» STATED GOAL:
Please give the records again, changing each "trajectory" to "path" and leaving everything else untouched.

» DATA FOR THIS EXERCISE:
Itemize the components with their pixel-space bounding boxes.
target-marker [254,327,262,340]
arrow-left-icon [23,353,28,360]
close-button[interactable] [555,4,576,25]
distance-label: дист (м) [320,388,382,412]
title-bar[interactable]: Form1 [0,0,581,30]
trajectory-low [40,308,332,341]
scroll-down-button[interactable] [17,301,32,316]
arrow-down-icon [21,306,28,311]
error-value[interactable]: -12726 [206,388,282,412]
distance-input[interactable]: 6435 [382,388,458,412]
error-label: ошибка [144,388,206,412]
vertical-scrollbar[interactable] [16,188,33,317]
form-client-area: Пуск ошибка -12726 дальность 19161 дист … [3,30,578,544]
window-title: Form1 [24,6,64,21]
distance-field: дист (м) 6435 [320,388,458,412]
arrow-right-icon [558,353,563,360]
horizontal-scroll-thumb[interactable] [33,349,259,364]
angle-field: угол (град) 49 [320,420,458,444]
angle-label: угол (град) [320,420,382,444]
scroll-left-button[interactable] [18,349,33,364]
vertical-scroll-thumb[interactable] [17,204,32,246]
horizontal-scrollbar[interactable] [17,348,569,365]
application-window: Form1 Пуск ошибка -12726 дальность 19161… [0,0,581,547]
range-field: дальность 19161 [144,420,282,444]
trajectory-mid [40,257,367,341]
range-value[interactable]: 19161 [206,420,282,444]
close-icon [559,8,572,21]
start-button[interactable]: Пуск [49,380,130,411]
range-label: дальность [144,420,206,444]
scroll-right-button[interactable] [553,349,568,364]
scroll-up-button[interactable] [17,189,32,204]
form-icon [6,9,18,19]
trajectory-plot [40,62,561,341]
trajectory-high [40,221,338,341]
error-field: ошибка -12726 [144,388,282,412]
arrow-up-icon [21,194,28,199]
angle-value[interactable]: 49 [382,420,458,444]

» SOLUTION TO THIS PROBLEM:
Itemize the components with their pixel-space bounding boxes.
target-marker [254,327,262,340]
arrow-left-icon [23,353,28,360]
close-button[interactable] [555,4,576,25]
distance-label: дист (м) [320,388,382,412]
title-bar[interactable]: Form1 [0,0,581,30]
path-low [40,308,332,341]
scroll-down-button[interactable] [17,301,32,316]
arrow-down-icon [21,306,28,311]
error-value[interactable]: -12726 [206,388,282,412]
distance-input[interactable]: 6435 [382,388,458,412]
error-label: ошибка [144,388,206,412]
vertical-scrollbar[interactable] [16,188,33,317]
form-client-area: Пуск ошибка -12726 дальность 19161 дист … [3,30,578,544]
window-title: Form1 [24,6,64,21]
distance-field: дист (м) 6435 [320,388,458,412]
arrow-right-icon [558,353,563,360]
horizontal-scroll-thumb[interactable] [33,349,259,364]
angle-field: угол (град) 49 [320,420,458,444]
angle-label: угол (град) [320,420,382,444]
scroll-left-button[interactable] [18,349,33,364]
vertical-scroll-thumb[interactable] [17,204,32,246]
horizontal-scrollbar[interactable] [17,348,569,365]
application-window: Form1 Пуск ошибка -12726 дальность 19161… [0,0,581,547]
range-field: дальность 19161 [144,420,282,444]
path-mid [40,257,367,341]
range-value[interactable]: 19161 [206,420,282,444]
close-icon [559,8,572,21]
start-button[interactable]: Пуск [49,380,130,411]
range-label: дальность [144,420,206,444]
scroll-right-button[interactable] [553,349,568,364]
scroll-up-button[interactable] [17,189,32,204]
form-icon [6,9,18,19]
path-plot [40,62,561,341]
path-high [40,221,338,341]
error-field: ошибка -12726 [144,388,282,412]
arrow-up-icon [21,194,28,199]
angle-value[interactable]: 49 [382,420,458,444]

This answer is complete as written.